Records from a collection
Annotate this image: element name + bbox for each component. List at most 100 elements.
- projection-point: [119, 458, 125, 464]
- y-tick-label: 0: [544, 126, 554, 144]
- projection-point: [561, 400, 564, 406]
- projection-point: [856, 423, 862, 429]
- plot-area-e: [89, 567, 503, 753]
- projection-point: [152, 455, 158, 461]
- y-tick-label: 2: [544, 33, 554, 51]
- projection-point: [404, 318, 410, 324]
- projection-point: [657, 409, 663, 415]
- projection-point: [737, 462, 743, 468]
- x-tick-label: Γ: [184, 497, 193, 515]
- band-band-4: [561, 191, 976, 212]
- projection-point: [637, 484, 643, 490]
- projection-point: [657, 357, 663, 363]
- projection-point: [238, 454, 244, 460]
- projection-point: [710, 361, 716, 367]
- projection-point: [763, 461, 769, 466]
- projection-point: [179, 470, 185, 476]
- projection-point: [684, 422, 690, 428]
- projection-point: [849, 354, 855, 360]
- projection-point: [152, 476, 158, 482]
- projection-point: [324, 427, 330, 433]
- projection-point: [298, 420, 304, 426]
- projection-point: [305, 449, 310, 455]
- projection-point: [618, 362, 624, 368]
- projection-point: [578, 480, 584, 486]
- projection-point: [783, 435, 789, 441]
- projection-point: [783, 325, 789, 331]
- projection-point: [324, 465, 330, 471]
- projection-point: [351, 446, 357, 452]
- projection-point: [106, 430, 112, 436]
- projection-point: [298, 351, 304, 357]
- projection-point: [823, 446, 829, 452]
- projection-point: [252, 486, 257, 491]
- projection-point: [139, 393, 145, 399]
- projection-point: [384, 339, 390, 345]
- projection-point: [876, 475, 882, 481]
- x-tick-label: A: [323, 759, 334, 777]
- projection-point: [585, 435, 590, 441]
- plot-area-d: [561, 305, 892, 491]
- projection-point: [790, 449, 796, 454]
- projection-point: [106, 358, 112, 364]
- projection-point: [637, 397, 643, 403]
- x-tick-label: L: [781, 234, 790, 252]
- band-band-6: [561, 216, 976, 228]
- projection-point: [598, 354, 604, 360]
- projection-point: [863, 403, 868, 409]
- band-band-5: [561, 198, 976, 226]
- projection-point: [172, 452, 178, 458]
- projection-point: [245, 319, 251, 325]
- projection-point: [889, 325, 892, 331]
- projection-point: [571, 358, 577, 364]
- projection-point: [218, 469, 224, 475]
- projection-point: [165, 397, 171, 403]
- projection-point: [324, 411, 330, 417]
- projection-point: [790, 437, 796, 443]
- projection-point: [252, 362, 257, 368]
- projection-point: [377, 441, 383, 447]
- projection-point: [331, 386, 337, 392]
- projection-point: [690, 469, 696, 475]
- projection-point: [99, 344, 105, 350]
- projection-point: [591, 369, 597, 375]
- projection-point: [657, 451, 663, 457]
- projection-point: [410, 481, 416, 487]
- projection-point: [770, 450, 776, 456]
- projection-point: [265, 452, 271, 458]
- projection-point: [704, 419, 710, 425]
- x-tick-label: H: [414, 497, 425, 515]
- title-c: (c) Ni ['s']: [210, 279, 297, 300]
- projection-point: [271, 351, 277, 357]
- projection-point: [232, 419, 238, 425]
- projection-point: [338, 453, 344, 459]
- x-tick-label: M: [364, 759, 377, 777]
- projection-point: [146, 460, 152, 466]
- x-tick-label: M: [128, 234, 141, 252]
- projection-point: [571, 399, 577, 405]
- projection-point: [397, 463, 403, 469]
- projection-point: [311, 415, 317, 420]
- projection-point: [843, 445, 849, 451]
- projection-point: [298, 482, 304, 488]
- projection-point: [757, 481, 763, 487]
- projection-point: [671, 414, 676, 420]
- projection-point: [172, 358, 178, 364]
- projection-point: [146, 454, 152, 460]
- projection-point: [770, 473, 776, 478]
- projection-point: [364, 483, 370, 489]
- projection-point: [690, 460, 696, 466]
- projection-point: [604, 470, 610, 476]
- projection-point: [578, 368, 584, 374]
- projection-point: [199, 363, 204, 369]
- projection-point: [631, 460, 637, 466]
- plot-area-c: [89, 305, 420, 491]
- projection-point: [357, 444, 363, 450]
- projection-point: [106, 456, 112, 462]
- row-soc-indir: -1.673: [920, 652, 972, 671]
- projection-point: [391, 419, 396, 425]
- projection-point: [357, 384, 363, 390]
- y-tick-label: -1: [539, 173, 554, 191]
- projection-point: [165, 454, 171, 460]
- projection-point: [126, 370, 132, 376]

_GIVEN TASK_
Rewrite the data from its start down through the line containing "- projection-point: [106, 358, 112, 364]", changing "component" to "part" and leaving everything else unchanged.

_FINAL RESULT_
Annotate this image: element name + bbox for each part. List at most 100 elements.
- projection-point: [119, 458, 125, 464]
- y-tick-label: 0: [544, 126, 554, 144]
- projection-point: [561, 400, 564, 406]
- projection-point: [856, 423, 862, 429]
- plot-area-e: [89, 567, 503, 753]
- projection-point: [152, 455, 158, 461]
- y-tick-label: 2: [544, 33, 554, 51]
- projection-point: [404, 318, 410, 324]
- projection-point: [657, 409, 663, 415]
- projection-point: [737, 462, 743, 468]
- x-tick-label: Γ: [184, 497, 193, 515]
- band-band-4: [561, 191, 976, 212]
- projection-point: [637, 484, 643, 490]
- projection-point: [657, 357, 663, 363]
- projection-point: [238, 454, 244, 460]
- projection-point: [710, 361, 716, 367]
- projection-point: [763, 461, 769, 466]
- projection-point: [179, 470, 185, 476]
- projection-point: [684, 422, 690, 428]
- projection-point: [849, 354, 855, 360]
- projection-point: [152, 476, 158, 482]
- projection-point: [324, 427, 330, 433]
- projection-point: [298, 420, 304, 426]
- projection-point: [305, 449, 310, 455]
- projection-point: [618, 362, 624, 368]
- projection-point: [578, 480, 584, 486]
- projection-point: [783, 435, 789, 441]
- projection-point: [783, 325, 789, 331]
- projection-point: [324, 465, 330, 471]
- projection-point: [351, 446, 357, 452]
- projection-point: [106, 430, 112, 436]
- projection-point: [298, 351, 304, 357]
- projection-point: [823, 446, 829, 452]
- projection-point: [252, 486, 257, 491]
- projection-point: [139, 393, 145, 399]
- projection-point: [384, 339, 390, 345]
- projection-point: [876, 475, 882, 481]
- x-tick-label: A: [323, 759, 334, 777]
- projection-point: [585, 435, 590, 441]
- plot-area-d: [561, 305, 892, 491]
- projection-point: [790, 449, 796, 454]
- projection-point: [106, 358, 112, 364]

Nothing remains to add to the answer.